> _Exercise objective_
Print the entire listing. Each line must match the original exactly.

> _Excerpted records_
----
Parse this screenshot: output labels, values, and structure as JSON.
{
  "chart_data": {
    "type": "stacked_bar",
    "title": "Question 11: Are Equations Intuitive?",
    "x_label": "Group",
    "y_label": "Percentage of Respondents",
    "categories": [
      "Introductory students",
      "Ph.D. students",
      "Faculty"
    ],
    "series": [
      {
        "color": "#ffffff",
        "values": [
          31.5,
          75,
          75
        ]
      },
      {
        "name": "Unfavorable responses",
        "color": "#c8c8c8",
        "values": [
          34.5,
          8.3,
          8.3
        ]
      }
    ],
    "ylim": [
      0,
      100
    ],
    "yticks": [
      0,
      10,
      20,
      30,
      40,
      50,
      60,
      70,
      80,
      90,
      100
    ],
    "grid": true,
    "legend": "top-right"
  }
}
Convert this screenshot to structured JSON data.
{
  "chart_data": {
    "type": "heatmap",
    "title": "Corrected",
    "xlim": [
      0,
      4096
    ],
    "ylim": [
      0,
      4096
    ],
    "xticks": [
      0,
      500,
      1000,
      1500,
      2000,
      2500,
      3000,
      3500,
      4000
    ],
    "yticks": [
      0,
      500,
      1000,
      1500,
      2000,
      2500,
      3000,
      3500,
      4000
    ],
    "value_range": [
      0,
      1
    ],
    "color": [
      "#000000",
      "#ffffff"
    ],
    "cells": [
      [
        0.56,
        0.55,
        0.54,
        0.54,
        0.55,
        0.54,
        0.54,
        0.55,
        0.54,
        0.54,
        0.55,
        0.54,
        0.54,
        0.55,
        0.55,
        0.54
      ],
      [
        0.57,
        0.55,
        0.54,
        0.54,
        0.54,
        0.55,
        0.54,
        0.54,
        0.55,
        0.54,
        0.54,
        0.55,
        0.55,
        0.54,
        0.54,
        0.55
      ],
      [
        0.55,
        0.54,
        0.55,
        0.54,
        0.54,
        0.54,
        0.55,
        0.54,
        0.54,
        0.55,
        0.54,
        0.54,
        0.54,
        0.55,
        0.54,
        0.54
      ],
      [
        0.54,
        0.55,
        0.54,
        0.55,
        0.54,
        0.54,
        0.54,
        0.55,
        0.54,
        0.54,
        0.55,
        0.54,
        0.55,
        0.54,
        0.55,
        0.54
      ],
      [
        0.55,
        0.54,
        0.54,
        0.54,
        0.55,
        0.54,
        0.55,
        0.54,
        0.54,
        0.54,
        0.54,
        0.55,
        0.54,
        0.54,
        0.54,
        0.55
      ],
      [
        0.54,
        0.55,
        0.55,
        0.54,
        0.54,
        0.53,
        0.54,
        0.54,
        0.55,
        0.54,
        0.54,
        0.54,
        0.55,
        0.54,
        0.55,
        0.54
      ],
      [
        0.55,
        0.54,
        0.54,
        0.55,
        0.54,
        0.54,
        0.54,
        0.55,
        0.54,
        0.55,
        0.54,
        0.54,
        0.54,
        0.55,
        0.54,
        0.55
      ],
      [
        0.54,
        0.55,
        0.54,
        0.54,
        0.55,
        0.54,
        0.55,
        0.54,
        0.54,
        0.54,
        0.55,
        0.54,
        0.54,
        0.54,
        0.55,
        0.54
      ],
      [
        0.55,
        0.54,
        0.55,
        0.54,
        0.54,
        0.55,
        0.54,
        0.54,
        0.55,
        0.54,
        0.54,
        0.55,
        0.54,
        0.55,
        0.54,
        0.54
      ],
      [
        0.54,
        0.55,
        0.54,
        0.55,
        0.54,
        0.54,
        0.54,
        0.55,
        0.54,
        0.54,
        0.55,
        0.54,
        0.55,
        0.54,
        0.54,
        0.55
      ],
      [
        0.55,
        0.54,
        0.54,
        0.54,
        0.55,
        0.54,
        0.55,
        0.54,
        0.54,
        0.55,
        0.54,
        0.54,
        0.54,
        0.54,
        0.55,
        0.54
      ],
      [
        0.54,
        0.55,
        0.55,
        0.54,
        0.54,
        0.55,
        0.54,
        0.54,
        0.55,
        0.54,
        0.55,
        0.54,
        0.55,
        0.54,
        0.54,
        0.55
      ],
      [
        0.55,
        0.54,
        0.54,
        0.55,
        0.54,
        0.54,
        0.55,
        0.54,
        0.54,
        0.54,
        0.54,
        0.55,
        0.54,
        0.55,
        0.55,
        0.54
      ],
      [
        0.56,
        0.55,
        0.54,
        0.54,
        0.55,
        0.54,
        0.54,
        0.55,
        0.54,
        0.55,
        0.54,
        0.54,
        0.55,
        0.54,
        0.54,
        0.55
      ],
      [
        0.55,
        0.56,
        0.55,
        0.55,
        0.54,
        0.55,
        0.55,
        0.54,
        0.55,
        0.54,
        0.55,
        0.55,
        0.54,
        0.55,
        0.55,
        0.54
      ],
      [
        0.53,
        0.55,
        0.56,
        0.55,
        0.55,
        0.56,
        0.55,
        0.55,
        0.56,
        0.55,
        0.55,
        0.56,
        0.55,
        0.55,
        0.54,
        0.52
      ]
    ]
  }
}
----
> _Output_
Parse this screenshot: output labels, values, and structure as JSON.
{
  "chart_data": {
    "type": "stacked_bar",
    "title": "Question 11: Are Equations Intuitive?",
    "x_label": "Group",
    "y_label": "Percentage of Respondents",
    "categories": [
      "Introductory students",
      "Ph.D. students",
      "Faculty"
    ],
    "series": [
      {
        "color": "#ffffff",
        "values": [
          31.5,
          75,
          75
        ]
      },
      {
        "name": "Unfavorable responses",
        "color": "#c8c8c8",
        "values": [
          34.5,
          8.3,
          8.3
        ]
      }
    ],
    "ylim": [
      0,
      100
    ],
    "yticks": [
      0,
      10,
      20,
      30,
      40,
      50,
      60,
      70,
      80,
      90,
      100
    ],
    "grid": true,
    "legend": "top-right"
  }
}
Convert this screenshot to structured JSON data.
{
  "chart_data": {
    "type": "heatmap",
    "title": "Corrected",
    "xlim": [
      0,
      4096
    ],
    "ylim": [
      0,
      4096
    ],
    "xticks": [
      0,
      500,
      1000,
      1500,
      2000,
      2500,
      3000,
      3500,
      4000
    ],
    "yticks": [
      0,
      500,
      1000,
      1500,
      2000,
      2500,
      3000,
      3500,
      4000
    ],
    "value_range": [
      0,
      1
    ],
    "color": [
      "#000000",
      "#ffffff"
    ],
    "cells": [
      [
        0.56,
        0.55,
        0.54,
        0.54,
        0.55,
        0.54,
        0.54,
        0.55,
        0.54,
        0.54,
        0.55,
        0.54,
        0.54,
        0.55,
        0.55,
        0.54
      ],
      [
        0.57,
        0.55,
        0.54,
        0.54,
        0.54,
        0.55,
        0.54,
        0.54,
        0.55,
        0.54,
        0.54,
        0.55,
        0.55,
        0.54,
        0.54,
        0.55
      ],
      [
        0.55,
        0.54,
        0.55,
        0.54,
        0.54,
        0.54,
        0.55,
        0.54,
        0.54,
        0.55,
        0.54,
        0.54,
        0.54,
        0.55,
        0.54,
        0.54
      ],
      [
        0.54,
        0.55,
        0.54,
        0.55,
        0.54,
        0.54,
        0.54,
        0.55,
        0.54,
        0.54,
        0.55,
        0.54,
        0.55,
        0.54,
        0.55,
        0.54
      ],
      [
        0.55,
        0.54,
        0.54,
        0.54,
        0.55,
        0.54,
        0.55,
        0.54,
        0.54,
        0.54,
        0.54,
        0.55,
        0.54,
        0.54,
        0.54,
        0.55
      ],
      [
        0.54,
        0.55,
        0.55,
        0.54,
        0.54,
        0.53,
        0.54,
        0.54,
        0.55,
        0.54,
        0.54,
        0.54,
        0.55,
        0.54,
        0.55,
        0.54
      ],
      [
        0.55,
        0.54,
        0.54,
        0.55,
        0.54,
        0.54,
        0.54,
        0.55,
        0.54,
        0.55,
        0.54,
        0.54,
        0.54,
        0.55,
        0.54,
        0.55
      ],
      [
        0.54,
        0.55,
        0.54,
        0.54,
        0.55,
        0.54,
        0.55,
        0.54,
        0.54,
        0.54,
        0.55,
        0.54,
        0.54,
        0.54,
        0.55,
        0.54
      ],
      [
        0.55,
        0.54,
        0.55,
        0.54,
        0.54,
        0.55,
        0.54,
        0.54,
        0.55,
        0.54,
        0.54,
        0.55,
        0.54,
        0.55,
        0.54,
        0.54
      ],
      [
        0.54,
        0.55,
        0.54,
        0.55,
        0.54,
        0.54,
        0.54,
        0.55,
        0.54,
        0.54,
        0.55,
        0.54,
        0.55,
        0.54,
        0.54,
        0.55
      ],
      [
        0.55,
        0.54,
        0.54,
        0.54,
        0.55,
        0.54,
        0.55,
        0.54,
        0.54,
        0.55,
        0.54,
        0.54,
        0.54,
        0.54,
        0.55,
        0.54
      ],
      [
        0.54,
        0.55,
        0.55,
        0.54,
        0.54,
        0.55,
        0.54,
        0.54,
        0.55,
        0.54,
        0.55,
        0.54,
        0.55,
        0.54,
        0.54,
        0.55
      ],
      [
        0.55,
        0.54,
        0.54,
        0.55,
        0.54,
        0.54,
        0.55,
        0.54,
        0.54,
        0.54,
        0.54,
        0.55,
        0.54,
        0.55,
        0.55,
        0.54
      ],
      [
        0.56,
        0.55,
        0.54,
        0.54,
        0.55,
        0.54,
        0.54,
        0.55,
        0.54,
        0.55,
        0.54,
        0.54,
        0.55,
        0.54,
        0.54,
        0.55
      ],
      [
        0.55,
        0.56,
        0.55,
        0.55,
        0.54,
        0.55,
        0.55,
        0.54,
        0.55,
        0.54,
        0.55,
        0.55,
        0.54,
        0.55,
        0.55,
        0.54
      ],
      [
        0.53,
        0.55,
        0.56,
        0.55,
        0.55,
        0.56,
        0.55,
        0.55,
        0.56,
        0.55,
        0.55,
        0.56,
        0.55,
        0.55,
        0.54,
        0.52
      ]
    ]
  }
}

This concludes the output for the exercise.